• INSTRUCTIONS TO FOLLOW: Could you extract every entry below and reproduce it exactly?
## begin
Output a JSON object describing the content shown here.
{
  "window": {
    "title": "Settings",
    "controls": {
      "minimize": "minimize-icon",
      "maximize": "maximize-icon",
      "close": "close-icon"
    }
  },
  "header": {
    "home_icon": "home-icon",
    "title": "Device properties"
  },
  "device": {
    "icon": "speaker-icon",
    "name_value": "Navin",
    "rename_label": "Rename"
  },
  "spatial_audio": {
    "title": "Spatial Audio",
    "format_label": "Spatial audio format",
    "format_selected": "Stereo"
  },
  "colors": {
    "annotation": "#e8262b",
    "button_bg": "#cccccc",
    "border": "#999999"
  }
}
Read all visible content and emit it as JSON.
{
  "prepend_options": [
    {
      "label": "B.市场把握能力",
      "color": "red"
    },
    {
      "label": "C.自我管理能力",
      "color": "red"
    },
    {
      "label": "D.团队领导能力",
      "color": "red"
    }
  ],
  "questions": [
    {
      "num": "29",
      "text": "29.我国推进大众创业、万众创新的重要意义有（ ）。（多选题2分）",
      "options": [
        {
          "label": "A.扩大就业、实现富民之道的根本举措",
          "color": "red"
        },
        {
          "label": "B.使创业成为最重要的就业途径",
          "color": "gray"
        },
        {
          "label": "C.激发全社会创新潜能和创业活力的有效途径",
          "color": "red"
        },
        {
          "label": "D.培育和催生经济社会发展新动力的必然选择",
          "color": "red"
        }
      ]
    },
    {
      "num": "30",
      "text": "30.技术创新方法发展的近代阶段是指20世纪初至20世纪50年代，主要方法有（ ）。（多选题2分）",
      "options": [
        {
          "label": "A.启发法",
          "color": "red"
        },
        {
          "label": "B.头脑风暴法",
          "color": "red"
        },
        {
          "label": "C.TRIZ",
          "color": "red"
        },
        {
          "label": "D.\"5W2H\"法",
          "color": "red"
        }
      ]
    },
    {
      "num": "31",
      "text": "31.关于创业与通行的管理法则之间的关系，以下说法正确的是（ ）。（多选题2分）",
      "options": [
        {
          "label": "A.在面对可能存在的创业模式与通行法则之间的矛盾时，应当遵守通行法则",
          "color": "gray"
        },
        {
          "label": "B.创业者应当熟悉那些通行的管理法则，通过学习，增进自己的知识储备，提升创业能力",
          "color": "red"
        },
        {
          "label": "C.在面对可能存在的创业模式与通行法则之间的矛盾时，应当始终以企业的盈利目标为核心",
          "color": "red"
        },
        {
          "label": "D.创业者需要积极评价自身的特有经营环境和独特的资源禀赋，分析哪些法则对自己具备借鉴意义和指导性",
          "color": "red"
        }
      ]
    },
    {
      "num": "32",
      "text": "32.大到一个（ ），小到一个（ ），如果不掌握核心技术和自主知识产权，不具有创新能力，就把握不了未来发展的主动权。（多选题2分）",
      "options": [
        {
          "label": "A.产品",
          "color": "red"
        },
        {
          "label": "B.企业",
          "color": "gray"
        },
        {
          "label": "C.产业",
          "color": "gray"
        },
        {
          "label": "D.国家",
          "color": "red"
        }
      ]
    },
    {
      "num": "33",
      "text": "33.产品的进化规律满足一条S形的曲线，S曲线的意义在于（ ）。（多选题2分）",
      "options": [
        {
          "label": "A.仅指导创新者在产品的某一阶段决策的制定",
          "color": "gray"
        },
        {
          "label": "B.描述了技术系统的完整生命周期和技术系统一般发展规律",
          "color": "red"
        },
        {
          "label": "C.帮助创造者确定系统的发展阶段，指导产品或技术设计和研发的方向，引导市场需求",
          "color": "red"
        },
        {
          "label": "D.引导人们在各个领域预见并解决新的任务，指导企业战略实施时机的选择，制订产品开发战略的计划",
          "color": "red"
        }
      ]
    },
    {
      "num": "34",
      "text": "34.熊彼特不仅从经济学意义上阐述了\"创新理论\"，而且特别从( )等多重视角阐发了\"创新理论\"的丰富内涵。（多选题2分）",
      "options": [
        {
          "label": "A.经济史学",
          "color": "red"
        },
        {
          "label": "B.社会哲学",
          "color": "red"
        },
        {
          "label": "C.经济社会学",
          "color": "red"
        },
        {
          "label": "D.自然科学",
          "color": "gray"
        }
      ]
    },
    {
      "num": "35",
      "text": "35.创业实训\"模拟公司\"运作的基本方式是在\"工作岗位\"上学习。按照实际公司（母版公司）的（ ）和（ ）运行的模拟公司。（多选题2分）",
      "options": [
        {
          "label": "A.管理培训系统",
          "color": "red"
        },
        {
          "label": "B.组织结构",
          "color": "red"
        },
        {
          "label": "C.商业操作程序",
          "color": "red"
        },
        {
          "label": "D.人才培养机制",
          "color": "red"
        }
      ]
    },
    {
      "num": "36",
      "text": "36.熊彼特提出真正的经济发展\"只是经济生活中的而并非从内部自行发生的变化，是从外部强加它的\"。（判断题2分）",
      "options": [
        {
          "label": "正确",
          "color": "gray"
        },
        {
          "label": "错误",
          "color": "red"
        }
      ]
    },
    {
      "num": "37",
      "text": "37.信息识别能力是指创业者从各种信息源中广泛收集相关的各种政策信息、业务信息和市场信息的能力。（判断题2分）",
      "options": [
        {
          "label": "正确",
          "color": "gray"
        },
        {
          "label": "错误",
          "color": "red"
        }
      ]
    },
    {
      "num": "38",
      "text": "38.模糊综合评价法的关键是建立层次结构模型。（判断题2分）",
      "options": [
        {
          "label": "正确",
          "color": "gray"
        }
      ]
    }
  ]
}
## end
• RESULT:
Output a JSON object describing the content shown here.
{
  "window": {
    "title": "Settings",
    "controls": {
      "minimize": "minimize-icon",
      "maximize": "maximize-icon",
      "close": "close-icon"
    }
  },
  "header": {
    "home_icon": "home-icon",
    "title": "Device properties"
  },
  "device": {
    "icon": "speaker-icon",
    "name_value": "Navin",
    "rename_label": "Rename"
  },
  "spatial_audio": {
    "title": "Spatial Audio",
    "format_label": "Spatial audio format",
    "format_selected": "Stereo"
  },
  "colors": {
    "annotation": "#e8262b",
    "button_bg": "#cccccc",
    "border": "#999999"
  }
}
Read all visible content and emit it as JSON.
{
  "prepend_options": [
    {
      "label": "B.市场把握能力",
      "color": "red"
    },
    {
      "label": "C.自我管理能力",
      "color": "red"
    },
    {
      "label": "D.团队领导能力",
      "color": "red"
    }
  ],
  "questions": [
    {
      "num": "29",
      "text": "29.我国推进大众创业、万众创新的重要意义有（ ）。（多选题2分）",
      "options": [
        {
          "label": "A.扩大就业、实现富民之道的根本举措",
          "color": "red"
        },
        {
          "label": "B.使创业成为最重要的就业途径",
          "color": "gray"
        },
        {
          "label": "C.激发全社会创新潜能和创业活力的有效途径",
          "color": "red"
        },
        {
          "label": "D.培育和催生经济社会发展新动力的必然选择",
          "color": "red"
        }
      ]
    },
    {
      "num": "30",
      "text": "30.技术创新方法发展的近代阶段是指20世纪初至20世纪50年代，主要方法有（ ）。（多选题2分）",
      "options": [
        {
          "label": "A.启发法",
          "color": "red"
        },
        {
          "label": "B.头脑风暴法",
          "color": "red"
        },
        {
          "label": "C.TRIZ",
          "color": "red"
        },
        {
          "label": "D.\"5W2H\"法",
          "color": "red"
        }
      ]
    },
    {
      "num": "31",
      "text": "31.关于创业与通行的管理法则之间的关系，以下说法正确的是（ ）。（多选题2分）",
      "options": [
        {
          "label": "A.在面对可能存在的创业模式与通行法则之间的矛盾时，应当遵守通行法则",
          "color": "gray"
        },
        {
          "label": "B.创业者应当熟悉那些通行的管理法则，通过学习，增进自己的知识储备，提升创业能力",
          "color": "red"
        },
        {
          "label": "C.在面对可能存在的创业模式与通行法则之间的矛盾时，应当始终以企业的盈利目标为核心",
          "color": "red"
        },
        {
          "label": "D.创业者需要积极评价自身的特有经营环境和独特的资源禀赋，分析哪些法则对自己具备借鉴意义和指导性",
          "color": "red"
        }
      ]
    },
    {
      "num": "32",
      "text": "32.大到一个（ ），小到一个（ ），如果不掌握核心技术和自主知识产权，不具有创新能力，就把握不了未来发展的主动权。（多选题2分）",
      "options": [
        {
          "label": "A.产品",
          "color": "red"
        },
        {
          "label": "B.企业",
          "color": "gray"
        },
        {
          "label": "C.产业",
          "color": "gray"
        },
        {
          "label": "D.国家",
          "color": "red"
        }
      ]
    },
    {
      "num": "33",
      "text": "33.产品的进化规律满足一条S形的曲线，S曲线的意义在于（ ）。（多选题2分）",
      "options": [
        {
          "label": "A.仅指导创新者在产品的某一阶段决策的制定",
          "color": "gray"
        },
        {
          "label": "B.描述了技术系统的完整生命周期和技术系统一般发展规律",
          "color": "red"
        },
        {
          "label": "C.帮助创造者确定系统的发展阶段，指导产品或技术设计和研发的方向，引导市场需求",
          "color": "red"
        },
        {
          "label": "D.引导人们在各个领域预见并解决新的任务，指导企业战略实施时机的选择，制订产品开发战略的计划",
          "color": "red"
        }
      ]
    },
    {
      "num": "34",
      "text": "34.熊彼特不仅从经济学意义上阐述了\"创新理论\"，而且特别从( )等多重视角阐发了\"创新理论\"的丰富内涵。（多选题2分）",
      "options": [
        {
          "label": "A.经济史学",
          "color": "red"
        },
        {
          "label": "B.社会哲学",
          "color": "red"
        },
        {
          "label": "C.经济社会学",
          "color": "red"
        },
        {
          "label": "D.自然科学",
          "color": "gray"
        }
      ]
    },
    {
      "num": "35",
      "text": "35.创业实训\"模拟公司\"运作的基本方式是在\"工作岗位\"上学习。按照实际公司（母版公司）的（ ）和（ ）运行的模拟公司。（多选题2分）",
      "options": [
        {
          "label": "A.管理培训系统",
          "color": "red"
        },
        {
          "label": "B.组织结构",
          "color": "red"
        },
        {
          "label": "C.商业操作程序",
          "color": "red"
        },
        {
          "label": "D.人才培养机制",
          "color": "red"
        }
      ]
    },
    {
      "num": "36",
      "text": "36.熊彼特提出真正的经济发展\"只是经济生活中的而并非从内部自行发生的变化，是从外部强加它的\"。（判断题2分）",
      "options": [
        {
          "label": "正确",
          "color": "gray"
        },
        {
          "label": "错误",
          "color": "red"
        }
      ]
    },
    {
      "num": "37",
      "text": "37.信息识别能力是指创业者从各种信息源中广泛收集相关的各种政策信息、业务信息和市场信息的能力。（判断题2分）",
      "options": [
        {
          "label": "正确",
          "color": "gray"
        },
        {
          "label": "错误",
          "color": "red"
        }
      ]
    },
    {
      "num": "38",
      "text": "38.模糊综合评价法的关键是建立层次结构模型。（判断题2分）",
      "options": [
        {
          "label": "正确",
          "color": "gray"
        }
      ]
    }
  ]
}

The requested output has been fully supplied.